What is being asked:
Retype the material that follows, keeping every word as it is.

Extracted data entries
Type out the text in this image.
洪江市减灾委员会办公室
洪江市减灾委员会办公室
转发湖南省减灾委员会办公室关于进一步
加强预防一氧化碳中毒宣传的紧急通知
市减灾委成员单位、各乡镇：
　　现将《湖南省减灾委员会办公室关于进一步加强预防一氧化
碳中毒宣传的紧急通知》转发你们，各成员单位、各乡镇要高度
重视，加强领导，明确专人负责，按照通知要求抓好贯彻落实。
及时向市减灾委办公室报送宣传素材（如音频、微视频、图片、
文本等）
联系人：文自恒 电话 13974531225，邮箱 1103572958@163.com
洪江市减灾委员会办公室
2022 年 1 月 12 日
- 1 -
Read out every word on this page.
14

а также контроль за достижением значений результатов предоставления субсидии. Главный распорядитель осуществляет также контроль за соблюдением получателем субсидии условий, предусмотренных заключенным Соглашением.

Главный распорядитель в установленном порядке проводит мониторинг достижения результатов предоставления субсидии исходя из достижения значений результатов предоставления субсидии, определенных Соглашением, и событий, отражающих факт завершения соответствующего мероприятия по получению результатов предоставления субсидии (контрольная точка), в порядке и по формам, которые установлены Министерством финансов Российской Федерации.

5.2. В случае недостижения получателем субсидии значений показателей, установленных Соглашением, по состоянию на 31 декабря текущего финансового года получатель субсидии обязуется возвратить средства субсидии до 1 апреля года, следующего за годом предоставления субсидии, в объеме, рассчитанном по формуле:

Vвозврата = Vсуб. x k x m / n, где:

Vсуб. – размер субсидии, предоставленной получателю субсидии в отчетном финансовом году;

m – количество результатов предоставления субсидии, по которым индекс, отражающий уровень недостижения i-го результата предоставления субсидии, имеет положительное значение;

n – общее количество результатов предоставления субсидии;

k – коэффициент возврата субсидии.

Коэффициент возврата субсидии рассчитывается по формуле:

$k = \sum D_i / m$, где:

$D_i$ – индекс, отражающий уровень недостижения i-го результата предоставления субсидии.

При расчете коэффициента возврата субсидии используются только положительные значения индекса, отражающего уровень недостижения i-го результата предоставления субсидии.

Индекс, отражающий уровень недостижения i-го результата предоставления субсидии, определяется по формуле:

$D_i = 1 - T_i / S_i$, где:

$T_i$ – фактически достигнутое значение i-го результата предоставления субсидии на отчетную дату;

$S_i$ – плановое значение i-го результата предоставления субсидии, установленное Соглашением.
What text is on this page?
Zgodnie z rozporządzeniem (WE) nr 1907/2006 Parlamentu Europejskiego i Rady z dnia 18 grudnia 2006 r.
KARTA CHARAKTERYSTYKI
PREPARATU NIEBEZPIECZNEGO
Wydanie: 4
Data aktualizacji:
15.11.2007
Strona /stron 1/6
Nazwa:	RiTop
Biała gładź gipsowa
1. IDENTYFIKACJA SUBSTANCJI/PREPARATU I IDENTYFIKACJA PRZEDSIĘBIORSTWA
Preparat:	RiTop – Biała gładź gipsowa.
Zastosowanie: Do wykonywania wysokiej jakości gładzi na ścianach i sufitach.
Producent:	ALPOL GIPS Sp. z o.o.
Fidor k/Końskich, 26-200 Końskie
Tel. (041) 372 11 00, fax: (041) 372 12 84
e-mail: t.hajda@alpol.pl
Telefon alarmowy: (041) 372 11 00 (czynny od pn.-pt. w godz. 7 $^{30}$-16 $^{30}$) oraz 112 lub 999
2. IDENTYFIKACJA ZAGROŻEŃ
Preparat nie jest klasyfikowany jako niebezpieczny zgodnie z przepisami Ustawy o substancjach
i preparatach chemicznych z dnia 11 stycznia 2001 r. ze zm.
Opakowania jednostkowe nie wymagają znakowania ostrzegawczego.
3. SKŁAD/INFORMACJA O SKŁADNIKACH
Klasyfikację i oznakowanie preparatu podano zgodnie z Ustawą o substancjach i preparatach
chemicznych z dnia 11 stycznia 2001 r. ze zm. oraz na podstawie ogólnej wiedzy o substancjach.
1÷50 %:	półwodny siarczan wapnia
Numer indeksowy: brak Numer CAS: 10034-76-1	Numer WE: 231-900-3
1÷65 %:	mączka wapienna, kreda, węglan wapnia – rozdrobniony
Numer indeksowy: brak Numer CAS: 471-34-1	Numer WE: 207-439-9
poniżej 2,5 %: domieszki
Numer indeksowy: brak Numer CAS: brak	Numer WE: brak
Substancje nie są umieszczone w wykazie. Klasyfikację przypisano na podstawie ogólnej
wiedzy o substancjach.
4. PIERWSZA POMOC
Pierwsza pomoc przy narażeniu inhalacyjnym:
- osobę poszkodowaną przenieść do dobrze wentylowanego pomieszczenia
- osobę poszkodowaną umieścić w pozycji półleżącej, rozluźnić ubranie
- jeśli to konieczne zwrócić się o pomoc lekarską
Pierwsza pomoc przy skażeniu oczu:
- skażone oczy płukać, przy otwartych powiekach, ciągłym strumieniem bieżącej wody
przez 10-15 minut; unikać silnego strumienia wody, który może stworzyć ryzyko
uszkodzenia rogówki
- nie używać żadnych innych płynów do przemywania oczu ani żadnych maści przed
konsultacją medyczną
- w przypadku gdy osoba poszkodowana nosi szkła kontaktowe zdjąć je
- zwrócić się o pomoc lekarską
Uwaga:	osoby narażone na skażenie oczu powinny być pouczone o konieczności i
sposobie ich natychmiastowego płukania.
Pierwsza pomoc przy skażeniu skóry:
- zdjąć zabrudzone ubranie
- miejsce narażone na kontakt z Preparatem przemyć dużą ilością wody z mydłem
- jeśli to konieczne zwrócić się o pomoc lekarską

Written answer:
Type out the text in this image.
洪江市减灾委员会办公室
洪江市减灾委员会办公室
转发湖南省减灾委员会办公室关于进一步
加强预防一氧化碳中毒宣传的紧急通知
市减灾委成员单位、各乡镇：
　　现将《湖南省减灾委员会办公室关于进一步加强预防一氧化
碳中毒宣传的紧急通知》转发你们，各成员单位、各乡镇要高度
重视，加强领导，明确专人负责，按照通知要求抓好贯彻落实。
及时向市减灾委办公室报送宣传素材（如音频、微视频、图片、
文本等）
联系人：文自恒 电话 13974531225，邮箱 1103572958@163.com
洪江市减灾委员会办公室
2022 年 1 月 12 日
- 1 -
Read out every word on this page.
14

а также контроль за достижением значений результатов предоставления субсидии. Главный распорядитель осуществляет также контроль за соблюдением получателем субсидии условий, предусмотренных заключенным Соглашением.

Главный распорядитель в установленном порядке проводит мониторинг достижения результатов предоставления субсидии исходя из достижения значений результатов предоставления субсидии, определенных Соглашением, и событий, отражающих факт завершения соответствующего мероприятия по получению результатов предоставления субсидии (контрольная точка), в порядке и по формам, которые установлены Министерством финансов Российской Федерации.

5.2. В случае недостижения получателем субсидии значений показателей, установленных Соглашением, по состоянию на 31 декабря текущего финансового года получатель субсидии обязуется возвратить средства субсидии до 1 апреля года, следующего за годом предоставления субсидии, в объеме, рассчитанном по формуле:

Vвозврата = Vсуб. x k x m / n, где:

Vсуб. – размер субсидии, предоставленной получателю субсидии в отчетном финансовом году;

m – количество результатов предоставления субсидии, по которым индекс, отражающий уровень недостижения i-го результата предоставления субсидии, имеет положительное значение;

n – общее количество результатов предоставления субсидии;

k – коэффициент возврата субсидии.

Коэффициент возврата субсидии рассчитывается по формуле:

$k = \sum D_i / m$, где:

$D_i$ – индекс, отражающий уровень недостижения i-го результата предоставления субсидии.

При расчете коэффициента возврата субсидии используются только положительные значения индекса, отражающего уровень недостижения i-го результата предоставления субсидии.

Индекс, отражающий уровень недостижения i-го результата предоставления субсидии, определяется по формуле:

$D_i = 1 - T_i / S_i$, где:

$T_i$ – фактически достигнутое значение i-го результата предоставления субсидии на отчетную дату;

$S_i$ – плановое значение i-го результата предоставления субсидии, установленное Соглашением.
What text is on this page?
Zgodnie z rozporządzeniem (WE) nr 1907/2006 Parlamentu Europejskiego i Rady z dnia 18 grudnia 2006 r.
KARTA CHARAKTERYSTYKI
PREPARATU NIEBEZPIECZNEGO
Wydanie: 4
Data aktualizacji:
15.11.2007
Strona /stron 1/6
Nazwa:	RiTop
Biała gładź gipsowa
1. IDENTYFIKACJA SUBSTANCJI/PREPARATU I IDENTYFIKACJA PRZEDSIĘBIORSTWA
Preparat:	RiTop – Biała gładź gipsowa.
Zastosowanie: Do wykonywania wysokiej jakości gładzi na ścianach i sufitach.
Producent:	ALPOL GIPS Sp. z o.o.
Fidor k/Końskich, 26-200 Końskie
Tel. (041) 372 11 00, fax: (041) 372 12 84
e-mail: t.hajda@alpol.pl
Telefon alarmowy: (041) 372 11 00 (czynny od pn.-pt. w godz. 7 $^{30}$-16 $^{30}$) oraz 112 lub 999
2. IDENTYFIKACJA ZAGROŻEŃ
Preparat nie jest klasyfikowany jako niebezpieczny zgodnie z przepisami Ustawy o substancjach
i preparatach chemicznych z dnia 11 stycznia 2001 r. ze zm.
Opakowania jednostkowe nie wymagają znakowania ostrzegawczego.
3. SKŁAD/INFORMACJA O SKŁADNIKACH
Klasyfikację i oznakowanie preparatu podano zgodnie z Ustawą o substancjach i preparatach
chemicznych z dnia 11 stycznia 2001 r. ze zm. oraz na podstawie ogólnej wiedzy o substancjach.
1÷50 %:	półwodny siarczan wapnia
Numer indeksowy: brak Numer CAS: 10034-76-1	Numer WE: 231-900-3
1÷65 %:	mączka wapienna, kreda, węglan wapnia – rozdrobniony
Numer indeksowy: brak Numer CAS: 471-34-1	Numer WE: 207-439-9
poniżej 2,5 %: domieszki
Numer indeksowy: brak Numer CAS: brak	Numer WE: brak
Substancje nie są umieszczone w wykazie. Klasyfikację przypisano na podstawie ogólnej
wiedzy o substancjach.
4. PIERWSZA POMOC
Pierwsza pomoc przy narażeniu inhalacyjnym:
- osobę poszkodowaną przenieść do dobrze wentylowanego pomieszczenia
- osobę poszkodowaną umieścić w pozycji półleżącej, rozluźnić ubranie
- jeśli to konieczne zwrócić się o pomoc lekarską
Pierwsza pomoc przy skażeniu oczu:
- skażone oczy płukać, przy otwartych powiekach, ciągłym strumieniem bieżącej wody
przez 10-15 minut; unikać silnego strumienia wody, który może stworzyć ryzyko
uszkodzenia rogówki
- nie używać żadnych innych płynów do przemywania oczu ani żadnych maści przed
konsultacją medyczną
- w przypadku gdy osoba poszkodowana nosi szkła kontaktowe zdjąć je
- zwrócić się o pomoc lekarską
Uwaga:	osoby narażone na skażenie oczu powinny być pouczone o konieczności i
sposobie ich natychmiastowego płukania.
Pierwsza pomoc przy skażeniu skóry:
- zdjąć zabrudzone ubranie
- miejsce narażone na kontakt z Preparatem przemyć dużą ilością wody z mydłem
- jeśli to konieczne zwrócić się o pomoc lekarską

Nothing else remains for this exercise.